*Listing:*
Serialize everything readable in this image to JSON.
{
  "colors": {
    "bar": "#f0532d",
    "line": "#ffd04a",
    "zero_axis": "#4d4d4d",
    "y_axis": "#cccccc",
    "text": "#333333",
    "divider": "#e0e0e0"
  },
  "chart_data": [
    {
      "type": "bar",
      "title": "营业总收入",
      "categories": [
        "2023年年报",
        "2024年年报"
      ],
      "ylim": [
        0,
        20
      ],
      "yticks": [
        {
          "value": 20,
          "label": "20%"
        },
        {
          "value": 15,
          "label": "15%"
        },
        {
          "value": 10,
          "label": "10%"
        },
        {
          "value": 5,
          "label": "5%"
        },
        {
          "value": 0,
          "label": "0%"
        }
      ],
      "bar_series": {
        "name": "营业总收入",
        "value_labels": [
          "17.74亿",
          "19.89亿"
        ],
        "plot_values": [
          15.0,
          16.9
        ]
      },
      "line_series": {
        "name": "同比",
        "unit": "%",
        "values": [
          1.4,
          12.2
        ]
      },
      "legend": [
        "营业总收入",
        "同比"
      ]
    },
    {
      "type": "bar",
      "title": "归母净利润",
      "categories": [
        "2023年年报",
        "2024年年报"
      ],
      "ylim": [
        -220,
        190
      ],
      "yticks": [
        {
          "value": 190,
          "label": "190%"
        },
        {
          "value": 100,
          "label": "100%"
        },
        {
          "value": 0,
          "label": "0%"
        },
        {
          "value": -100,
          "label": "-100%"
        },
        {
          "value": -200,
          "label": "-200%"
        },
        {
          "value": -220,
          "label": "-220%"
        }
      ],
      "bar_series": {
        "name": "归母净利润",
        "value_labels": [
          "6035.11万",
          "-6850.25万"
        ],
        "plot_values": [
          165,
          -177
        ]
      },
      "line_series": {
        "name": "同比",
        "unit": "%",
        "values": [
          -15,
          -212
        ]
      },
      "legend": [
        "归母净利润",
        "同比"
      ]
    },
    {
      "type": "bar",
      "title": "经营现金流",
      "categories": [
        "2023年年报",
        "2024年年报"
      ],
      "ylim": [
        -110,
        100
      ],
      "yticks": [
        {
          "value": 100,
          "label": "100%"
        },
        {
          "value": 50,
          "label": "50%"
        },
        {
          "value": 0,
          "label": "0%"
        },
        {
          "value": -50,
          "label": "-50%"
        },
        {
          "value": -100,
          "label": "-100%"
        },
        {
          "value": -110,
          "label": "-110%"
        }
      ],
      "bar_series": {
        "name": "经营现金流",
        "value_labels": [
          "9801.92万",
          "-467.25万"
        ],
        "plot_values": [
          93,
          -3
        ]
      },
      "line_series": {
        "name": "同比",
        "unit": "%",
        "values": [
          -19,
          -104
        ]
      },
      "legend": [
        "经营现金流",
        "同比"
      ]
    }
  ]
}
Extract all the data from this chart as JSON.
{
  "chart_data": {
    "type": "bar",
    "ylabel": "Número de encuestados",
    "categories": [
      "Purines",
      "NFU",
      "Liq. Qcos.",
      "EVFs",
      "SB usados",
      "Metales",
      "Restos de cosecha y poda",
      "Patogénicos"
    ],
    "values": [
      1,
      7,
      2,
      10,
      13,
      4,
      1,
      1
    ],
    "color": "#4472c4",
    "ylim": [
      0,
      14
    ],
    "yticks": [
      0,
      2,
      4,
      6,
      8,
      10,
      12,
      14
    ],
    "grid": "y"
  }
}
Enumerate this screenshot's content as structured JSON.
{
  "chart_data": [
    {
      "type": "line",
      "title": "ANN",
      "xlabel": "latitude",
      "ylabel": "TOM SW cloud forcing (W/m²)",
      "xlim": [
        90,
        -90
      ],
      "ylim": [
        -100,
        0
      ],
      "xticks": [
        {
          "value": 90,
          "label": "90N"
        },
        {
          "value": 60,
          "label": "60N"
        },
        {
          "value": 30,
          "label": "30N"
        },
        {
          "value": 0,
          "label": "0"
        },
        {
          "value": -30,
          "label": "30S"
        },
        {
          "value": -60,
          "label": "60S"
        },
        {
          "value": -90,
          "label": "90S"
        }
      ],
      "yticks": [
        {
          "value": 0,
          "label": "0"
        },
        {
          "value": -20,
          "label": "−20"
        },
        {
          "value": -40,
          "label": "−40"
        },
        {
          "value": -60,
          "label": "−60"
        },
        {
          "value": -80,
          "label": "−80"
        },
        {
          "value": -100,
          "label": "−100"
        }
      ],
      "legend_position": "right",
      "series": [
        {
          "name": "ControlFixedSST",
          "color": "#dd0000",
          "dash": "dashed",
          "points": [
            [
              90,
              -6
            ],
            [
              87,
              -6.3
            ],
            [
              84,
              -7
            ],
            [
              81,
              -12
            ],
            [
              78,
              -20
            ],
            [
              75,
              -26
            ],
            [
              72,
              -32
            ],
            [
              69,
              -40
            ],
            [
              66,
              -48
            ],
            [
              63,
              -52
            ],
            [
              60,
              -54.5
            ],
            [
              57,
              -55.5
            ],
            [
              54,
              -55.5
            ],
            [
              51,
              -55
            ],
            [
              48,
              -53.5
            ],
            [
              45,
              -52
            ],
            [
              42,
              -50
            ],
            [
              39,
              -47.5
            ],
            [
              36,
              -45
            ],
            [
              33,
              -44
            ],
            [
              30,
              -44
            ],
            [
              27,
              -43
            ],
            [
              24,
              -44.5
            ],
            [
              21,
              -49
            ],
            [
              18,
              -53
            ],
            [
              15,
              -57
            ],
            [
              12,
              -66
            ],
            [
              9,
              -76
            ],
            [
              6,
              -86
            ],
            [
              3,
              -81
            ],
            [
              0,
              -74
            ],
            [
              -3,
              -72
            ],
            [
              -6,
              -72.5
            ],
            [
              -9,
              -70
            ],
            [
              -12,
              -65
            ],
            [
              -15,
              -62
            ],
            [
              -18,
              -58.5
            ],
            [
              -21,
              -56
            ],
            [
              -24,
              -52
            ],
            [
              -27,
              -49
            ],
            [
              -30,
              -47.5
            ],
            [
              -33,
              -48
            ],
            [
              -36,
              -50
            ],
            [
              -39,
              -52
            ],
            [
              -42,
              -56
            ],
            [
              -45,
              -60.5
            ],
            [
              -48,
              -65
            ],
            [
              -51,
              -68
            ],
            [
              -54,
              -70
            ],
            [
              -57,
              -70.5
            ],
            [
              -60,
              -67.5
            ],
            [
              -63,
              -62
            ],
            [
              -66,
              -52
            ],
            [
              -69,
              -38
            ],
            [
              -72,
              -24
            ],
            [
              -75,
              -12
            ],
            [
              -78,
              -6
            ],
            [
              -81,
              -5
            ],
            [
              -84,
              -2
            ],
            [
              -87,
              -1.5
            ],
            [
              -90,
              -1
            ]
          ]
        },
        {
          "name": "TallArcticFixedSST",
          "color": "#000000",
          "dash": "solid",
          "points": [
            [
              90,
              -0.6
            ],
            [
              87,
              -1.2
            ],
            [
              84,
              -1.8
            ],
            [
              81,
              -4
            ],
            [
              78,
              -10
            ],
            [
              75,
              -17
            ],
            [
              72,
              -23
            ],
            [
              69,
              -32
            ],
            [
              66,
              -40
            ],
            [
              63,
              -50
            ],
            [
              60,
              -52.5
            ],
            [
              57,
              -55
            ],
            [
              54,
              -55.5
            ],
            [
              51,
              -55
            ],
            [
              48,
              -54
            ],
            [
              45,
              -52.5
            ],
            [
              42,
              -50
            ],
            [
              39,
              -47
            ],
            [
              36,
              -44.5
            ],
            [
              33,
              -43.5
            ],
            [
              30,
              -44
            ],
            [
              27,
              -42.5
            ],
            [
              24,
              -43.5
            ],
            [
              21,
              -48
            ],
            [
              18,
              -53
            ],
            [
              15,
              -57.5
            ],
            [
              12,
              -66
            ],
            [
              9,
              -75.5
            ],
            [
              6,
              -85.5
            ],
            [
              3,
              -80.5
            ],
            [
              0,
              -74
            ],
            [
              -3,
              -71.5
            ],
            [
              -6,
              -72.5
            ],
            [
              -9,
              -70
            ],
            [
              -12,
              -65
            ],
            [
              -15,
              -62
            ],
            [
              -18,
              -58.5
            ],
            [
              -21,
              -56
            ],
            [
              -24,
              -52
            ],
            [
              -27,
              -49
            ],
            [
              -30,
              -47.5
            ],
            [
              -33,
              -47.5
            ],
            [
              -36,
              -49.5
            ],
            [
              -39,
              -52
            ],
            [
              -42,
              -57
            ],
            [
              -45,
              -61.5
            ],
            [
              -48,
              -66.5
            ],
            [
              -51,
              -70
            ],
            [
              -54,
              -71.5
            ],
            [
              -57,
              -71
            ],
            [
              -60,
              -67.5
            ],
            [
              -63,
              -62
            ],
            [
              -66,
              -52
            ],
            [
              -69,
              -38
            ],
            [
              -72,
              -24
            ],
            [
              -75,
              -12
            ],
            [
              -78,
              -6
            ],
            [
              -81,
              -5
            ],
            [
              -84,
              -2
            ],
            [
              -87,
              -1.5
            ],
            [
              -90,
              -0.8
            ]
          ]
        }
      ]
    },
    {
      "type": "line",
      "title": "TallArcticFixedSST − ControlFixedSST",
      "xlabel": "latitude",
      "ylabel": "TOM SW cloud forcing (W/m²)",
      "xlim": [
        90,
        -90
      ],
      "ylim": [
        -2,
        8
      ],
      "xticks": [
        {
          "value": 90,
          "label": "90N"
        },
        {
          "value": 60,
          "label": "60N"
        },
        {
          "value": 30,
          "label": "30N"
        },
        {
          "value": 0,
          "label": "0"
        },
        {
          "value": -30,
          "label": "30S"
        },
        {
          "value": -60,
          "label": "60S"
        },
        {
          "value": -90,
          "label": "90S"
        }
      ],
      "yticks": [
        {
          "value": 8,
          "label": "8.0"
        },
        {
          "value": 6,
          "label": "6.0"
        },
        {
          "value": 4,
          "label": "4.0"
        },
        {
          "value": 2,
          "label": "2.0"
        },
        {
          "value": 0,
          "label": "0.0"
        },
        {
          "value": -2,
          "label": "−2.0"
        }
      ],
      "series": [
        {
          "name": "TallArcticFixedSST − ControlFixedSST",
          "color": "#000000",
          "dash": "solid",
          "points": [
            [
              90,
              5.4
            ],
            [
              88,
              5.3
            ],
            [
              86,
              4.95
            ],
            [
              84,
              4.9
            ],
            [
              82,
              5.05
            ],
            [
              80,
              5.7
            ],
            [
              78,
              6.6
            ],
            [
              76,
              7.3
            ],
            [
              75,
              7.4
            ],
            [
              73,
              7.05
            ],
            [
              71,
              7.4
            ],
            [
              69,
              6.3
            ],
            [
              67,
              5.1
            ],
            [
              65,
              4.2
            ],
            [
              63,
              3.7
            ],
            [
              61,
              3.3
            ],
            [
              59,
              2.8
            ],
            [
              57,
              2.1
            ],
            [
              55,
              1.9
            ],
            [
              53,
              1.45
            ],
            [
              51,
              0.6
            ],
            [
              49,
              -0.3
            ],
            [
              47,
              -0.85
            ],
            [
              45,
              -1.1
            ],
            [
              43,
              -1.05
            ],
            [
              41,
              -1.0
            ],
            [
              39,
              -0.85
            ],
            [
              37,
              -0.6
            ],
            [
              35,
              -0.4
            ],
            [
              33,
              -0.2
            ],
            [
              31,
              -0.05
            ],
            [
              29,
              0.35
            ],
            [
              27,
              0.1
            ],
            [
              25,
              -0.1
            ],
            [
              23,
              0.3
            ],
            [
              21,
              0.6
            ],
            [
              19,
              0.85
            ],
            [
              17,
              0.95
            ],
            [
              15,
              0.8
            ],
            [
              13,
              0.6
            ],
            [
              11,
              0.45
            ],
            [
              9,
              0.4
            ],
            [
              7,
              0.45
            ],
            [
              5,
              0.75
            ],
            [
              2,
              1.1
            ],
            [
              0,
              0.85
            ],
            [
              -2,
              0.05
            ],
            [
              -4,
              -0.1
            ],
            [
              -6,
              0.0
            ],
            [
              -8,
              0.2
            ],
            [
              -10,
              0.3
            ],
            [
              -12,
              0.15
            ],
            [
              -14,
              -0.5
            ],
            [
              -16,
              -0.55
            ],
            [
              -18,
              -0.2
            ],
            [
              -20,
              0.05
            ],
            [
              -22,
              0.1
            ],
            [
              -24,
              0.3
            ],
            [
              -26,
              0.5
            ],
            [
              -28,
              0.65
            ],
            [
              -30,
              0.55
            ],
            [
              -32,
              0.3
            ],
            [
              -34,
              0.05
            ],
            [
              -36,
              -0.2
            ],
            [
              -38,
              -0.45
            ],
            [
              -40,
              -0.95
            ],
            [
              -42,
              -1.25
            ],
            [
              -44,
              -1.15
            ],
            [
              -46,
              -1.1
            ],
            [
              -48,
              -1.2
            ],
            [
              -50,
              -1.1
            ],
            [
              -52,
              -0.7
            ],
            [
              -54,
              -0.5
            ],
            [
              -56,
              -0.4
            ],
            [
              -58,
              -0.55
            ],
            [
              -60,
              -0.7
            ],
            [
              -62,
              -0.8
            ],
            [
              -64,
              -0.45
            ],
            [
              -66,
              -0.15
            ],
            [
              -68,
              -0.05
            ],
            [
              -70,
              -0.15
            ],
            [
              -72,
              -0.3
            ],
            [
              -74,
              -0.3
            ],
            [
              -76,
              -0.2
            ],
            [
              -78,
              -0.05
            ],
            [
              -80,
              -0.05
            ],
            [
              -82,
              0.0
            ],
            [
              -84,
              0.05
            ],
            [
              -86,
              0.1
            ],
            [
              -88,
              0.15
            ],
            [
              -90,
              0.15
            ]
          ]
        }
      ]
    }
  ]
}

*Task details:* Find all lines with "TallArcticFixedSST" in them and copy each one.

*The response:*
          "name": "TallArcticFixedSST",
      "title": "TallArcticFixedSST − ControlFixedSST",
          "name": "TallArcticFixedSST − ControlFixedSST",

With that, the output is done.